┌──
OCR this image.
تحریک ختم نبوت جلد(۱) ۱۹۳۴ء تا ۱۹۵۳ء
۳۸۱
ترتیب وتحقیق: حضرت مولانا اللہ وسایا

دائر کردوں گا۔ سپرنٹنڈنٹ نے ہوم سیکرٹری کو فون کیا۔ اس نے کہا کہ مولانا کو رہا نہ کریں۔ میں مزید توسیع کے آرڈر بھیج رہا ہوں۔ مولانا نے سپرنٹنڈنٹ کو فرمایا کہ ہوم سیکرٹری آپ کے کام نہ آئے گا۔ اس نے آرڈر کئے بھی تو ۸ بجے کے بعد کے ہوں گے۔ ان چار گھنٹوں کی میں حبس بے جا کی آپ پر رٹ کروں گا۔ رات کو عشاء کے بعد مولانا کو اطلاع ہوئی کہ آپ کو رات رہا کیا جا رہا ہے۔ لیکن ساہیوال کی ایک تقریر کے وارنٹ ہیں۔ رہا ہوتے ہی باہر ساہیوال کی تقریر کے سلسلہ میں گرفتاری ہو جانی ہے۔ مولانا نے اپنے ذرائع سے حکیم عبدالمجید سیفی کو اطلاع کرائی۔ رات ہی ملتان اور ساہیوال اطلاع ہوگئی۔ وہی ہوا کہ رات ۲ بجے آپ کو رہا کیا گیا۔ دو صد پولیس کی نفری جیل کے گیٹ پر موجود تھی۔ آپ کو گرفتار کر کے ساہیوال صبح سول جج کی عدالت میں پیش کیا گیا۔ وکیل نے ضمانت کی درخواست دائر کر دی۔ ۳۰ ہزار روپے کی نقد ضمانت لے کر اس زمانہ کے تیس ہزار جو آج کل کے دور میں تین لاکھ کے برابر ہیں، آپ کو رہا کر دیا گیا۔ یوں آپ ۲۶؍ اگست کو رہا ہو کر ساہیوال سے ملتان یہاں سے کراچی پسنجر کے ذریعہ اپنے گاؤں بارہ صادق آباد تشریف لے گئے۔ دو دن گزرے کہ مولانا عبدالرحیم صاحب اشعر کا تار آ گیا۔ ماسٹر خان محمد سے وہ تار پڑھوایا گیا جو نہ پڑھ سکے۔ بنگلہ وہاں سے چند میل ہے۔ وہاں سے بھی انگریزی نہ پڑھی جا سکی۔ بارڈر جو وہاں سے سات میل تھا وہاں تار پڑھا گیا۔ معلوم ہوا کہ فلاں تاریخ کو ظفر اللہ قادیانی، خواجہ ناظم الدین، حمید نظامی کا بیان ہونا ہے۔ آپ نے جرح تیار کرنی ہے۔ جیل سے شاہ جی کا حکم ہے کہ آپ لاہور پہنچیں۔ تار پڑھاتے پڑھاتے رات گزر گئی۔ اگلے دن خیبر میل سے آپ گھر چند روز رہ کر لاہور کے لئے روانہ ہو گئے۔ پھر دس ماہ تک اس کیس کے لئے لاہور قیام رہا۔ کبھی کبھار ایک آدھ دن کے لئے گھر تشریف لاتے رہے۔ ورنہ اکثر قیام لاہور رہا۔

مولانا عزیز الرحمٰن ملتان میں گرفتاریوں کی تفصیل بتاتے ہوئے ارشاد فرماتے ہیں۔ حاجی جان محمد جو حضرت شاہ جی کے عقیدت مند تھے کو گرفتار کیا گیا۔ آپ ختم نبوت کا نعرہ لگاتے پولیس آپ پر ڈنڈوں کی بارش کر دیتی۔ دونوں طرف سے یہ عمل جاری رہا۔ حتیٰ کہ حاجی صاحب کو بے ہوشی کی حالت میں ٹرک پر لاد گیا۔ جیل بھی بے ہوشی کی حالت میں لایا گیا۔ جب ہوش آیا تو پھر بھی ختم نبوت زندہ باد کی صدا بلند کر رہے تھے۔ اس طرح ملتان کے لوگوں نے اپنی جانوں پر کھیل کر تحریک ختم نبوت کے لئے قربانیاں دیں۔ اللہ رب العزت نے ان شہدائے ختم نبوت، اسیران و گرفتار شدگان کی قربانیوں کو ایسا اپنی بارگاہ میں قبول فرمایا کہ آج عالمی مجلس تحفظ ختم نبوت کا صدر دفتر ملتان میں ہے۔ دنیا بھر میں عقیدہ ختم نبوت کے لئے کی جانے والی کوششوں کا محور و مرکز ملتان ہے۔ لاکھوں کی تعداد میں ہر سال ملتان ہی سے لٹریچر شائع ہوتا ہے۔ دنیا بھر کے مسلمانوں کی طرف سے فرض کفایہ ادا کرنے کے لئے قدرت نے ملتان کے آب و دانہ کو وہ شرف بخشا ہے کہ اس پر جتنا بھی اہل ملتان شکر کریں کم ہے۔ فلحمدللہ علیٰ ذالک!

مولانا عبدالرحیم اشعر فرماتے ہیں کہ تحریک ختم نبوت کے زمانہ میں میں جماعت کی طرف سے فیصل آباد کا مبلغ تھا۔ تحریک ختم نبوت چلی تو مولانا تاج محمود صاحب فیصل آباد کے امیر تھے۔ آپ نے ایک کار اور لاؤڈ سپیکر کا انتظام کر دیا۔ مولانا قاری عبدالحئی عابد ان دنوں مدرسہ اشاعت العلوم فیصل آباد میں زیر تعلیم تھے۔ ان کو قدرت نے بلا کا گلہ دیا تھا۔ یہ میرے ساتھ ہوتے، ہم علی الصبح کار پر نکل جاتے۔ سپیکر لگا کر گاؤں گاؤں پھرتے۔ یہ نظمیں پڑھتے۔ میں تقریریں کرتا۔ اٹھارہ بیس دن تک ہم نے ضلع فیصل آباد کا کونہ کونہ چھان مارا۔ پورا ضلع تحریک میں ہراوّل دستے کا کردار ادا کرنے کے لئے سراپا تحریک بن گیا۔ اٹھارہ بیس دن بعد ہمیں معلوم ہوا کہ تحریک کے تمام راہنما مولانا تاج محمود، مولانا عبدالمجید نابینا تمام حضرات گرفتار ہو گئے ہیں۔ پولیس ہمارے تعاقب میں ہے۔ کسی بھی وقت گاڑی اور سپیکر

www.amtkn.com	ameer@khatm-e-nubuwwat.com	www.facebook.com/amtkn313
└──
**Task prompt:**
Every line above should be retyped exactly as given.

**Final result:**
OCR this image.
تحریک ختم نبوت جلد(۱) ۱۹۳۴ء تا ۱۹۵۳ء
۳۸۱
ترتیب وتحقیق: حضرت مولانا اللہ وسایا

دائر کردوں گا۔ سپرنٹنڈنٹ نے ہوم سیکرٹری کو فون کیا۔ اس نے کہا کہ مولانا کو رہا نہ کریں۔ میں مزید توسیع کے آرڈر بھیج رہا ہوں۔ مولانا نے سپرنٹنڈنٹ کو فرمایا کہ ہوم سیکرٹری آپ کے کام نہ آئے گا۔ اس نے آرڈر کئے بھی تو ۸ بجے کے بعد کے ہوں گے۔ ان چار گھنٹوں کی میں حبس بے جا کی آپ پر رٹ کروں گا۔ رات کو عشاء کے بعد مولانا کو اطلاع ہوئی کہ آپ کو رات رہا کیا جا رہا ہے۔ لیکن ساہیوال کی ایک تقریر کے وارنٹ ہیں۔ رہا ہوتے ہی باہر ساہیوال کی تقریر کے سلسلہ میں گرفتاری ہو جانی ہے۔ مولانا نے اپنے ذرائع سے حکیم عبدالمجید سیفی کو اطلاع کرائی۔ رات ہی ملتان اور ساہیوال اطلاع ہوگئی۔ وہی ہوا کہ رات ۲ بجے آپ کو رہا کیا گیا۔ دو صد پولیس کی نفری جیل کے گیٹ پر موجود تھی۔ آپ کو گرفتار کر کے ساہیوال صبح سول جج کی عدالت میں پیش کیا گیا۔ وکیل نے ضمانت کی درخواست دائر کر دی۔ ۳۰ ہزار روپے کی نقد ضمانت لے کر اس زمانہ کے تیس ہزار جو آج کل کے دور میں تین لاکھ کے برابر ہیں، آپ کو رہا کر دیا گیا۔ یوں آپ ۲۶؍ اگست کو رہا ہو کر ساہیوال سے ملتان یہاں سے کراچی پسنجر کے ذریعہ اپنے گاؤں بارہ صادق آباد تشریف لے گئے۔ دو دن گزرے کہ مولانا عبدالرحیم صاحب اشعر کا تار آ گیا۔ ماسٹر خان محمد سے وہ تار پڑھوایا گیا جو نہ پڑھ سکے۔ بنگلہ وہاں سے چند میل ہے۔ وہاں سے بھی انگریزی نہ پڑھی جا سکی۔ بارڈر جو وہاں سے سات میل تھا وہاں تار پڑھا گیا۔ معلوم ہوا کہ فلاں تاریخ کو ظفر اللہ قادیانی، خواجہ ناظم الدین، حمید نظامی کا بیان ہونا ہے۔ آپ نے جرح تیار کرنی ہے۔ جیل سے شاہ جی کا حکم ہے کہ آپ لاہور پہنچیں۔ تار پڑھاتے پڑھاتے رات گزر گئی۔ اگلے دن خیبر میل سے آپ گھر چند روز رہ کر لاہور کے لئے روانہ ہو گئے۔ پھر دس ماہ تک اس کیس کے لئے لاہور قیام رہا۔ کبھی کبھار ایک آدھ دن کے لئے گھر تشریف لاتے رہے۔ ورنہ اکثر قیام لاہور رہا۔

مولانا عزیز الرحمٰن ملتان میں گرفتاریوں کی تفصیل بتاتے ہوئے ارشاد فرماتے ہیں۔ حاجی جان محمد جو حضرت شاہ جی کے عقیدت مند تھے کو گرفتار کیا گیا۔ آپ ختم نبوت کا نعرہ لگاتے پولیس آپ پر ڈنڈوں کی بارش کر دیتی۔ دونوں طرف سے یہ عمل جاری رہا۔ حتیٰ کہ حاجی صاحب کو بے ہوشی کی حالت میں ٹرک پر لاد گیا۔ جیل بھی بے ہوشی کی حالت میں لایا گیا۔ جب ہوش آیا تو پھر بھی ختم نبوت زندہ باد کی صدا بلند کر رہے تھے۔ اس طرح ملتان کے لوگوں نے اپنی جانوں پر کھیل کر تحریک ختم نبوت کے لئے قربانیاں دیں۔ اللہ رب العزت نے ان شہدائے ختم نبوت، اسیران و گرفتار شدگان کی قربانیوں کو ایسا اپنی بارگاہ میں قبول فرمایا کہ آج عالمی مجلس تحفظ ختم نبوت کا صدر دفتر ملتان میں ہے۔ دنیا بھر میں عقیدہ ختم نبوت کے لئے کی جانے والی کوششوں کا محور و مرکز ملتان ہے۔ لاکھوں کی تعداد میں ہر سال ملتان ہی سے لٹریچر شائع ہوتا ہے۔ دنیا بھر کے مسلمانوں کی طرف سے فرض کفایہ ادا کرنے کے لئے قدرت نے ملتان کے آب و دانہ کو وہ شرف بخشا ہے کہ اس پر جتنا بھی اہل ملتان شکر کریں کم ہے۔ فلحمدللہ علیٰ ذالک!

مولانا عبدالرحیم اشعر فرماتے ہیں کہ تحریک ختم نبوت کے زمانہ میں میں جماعت کی طرف سے فیصل آباد کا مبلغ تھا۔ تحریک ختم نبوت چلی تو مولانا تاج محمود صاحب فیصل آباد کے امیر تھے۔ آپ نے ایک کار اور لاؤڈ سپیکر کا انتظام کر دیا۔ مولانا قاری عبدالحئی عابد ان دنوں مدرسہ اشاعت العلوم فیصل آباد میں زیر تعلیم تھے۔ ان کو قدرت نے بلا کا گلہ دیا تھا۔ یہ میرے ساتھ ہوتے، ہم علی الصبح کار پر نکل جاتے۔ سپیکر لگا کر گاؤں گاؤں پھرتے۔ یہ نظمیں پڑھتے۔ میں تقریریں کرتا۔ اٹھارہ بیس دن تک ہم نے ضلع فیصل آباد کا کونہ کونہ چھان مارا۔ پورا ضلع تحریک میں ہراوّل دستے کا کردار ادا کرنے کے لئے سراپا تحریک بن گیا۔ اٹھارہ بیس دن بعد ہمیں معلوم ہوا کہ تحریک کے تمام راہنما مولانا تاج محمود، مولانا عبدالمجید نابینا تمام حضرات گرفتار ہو گئے ہیں۔ پولیس ہمارے تعاقب میں ہے۔ کسی بھی وقت گاڑی اور سپیکر

www.amtkn.com	ameer@khatm-e-nubuwwat.com	www.facebook.com/amtkn313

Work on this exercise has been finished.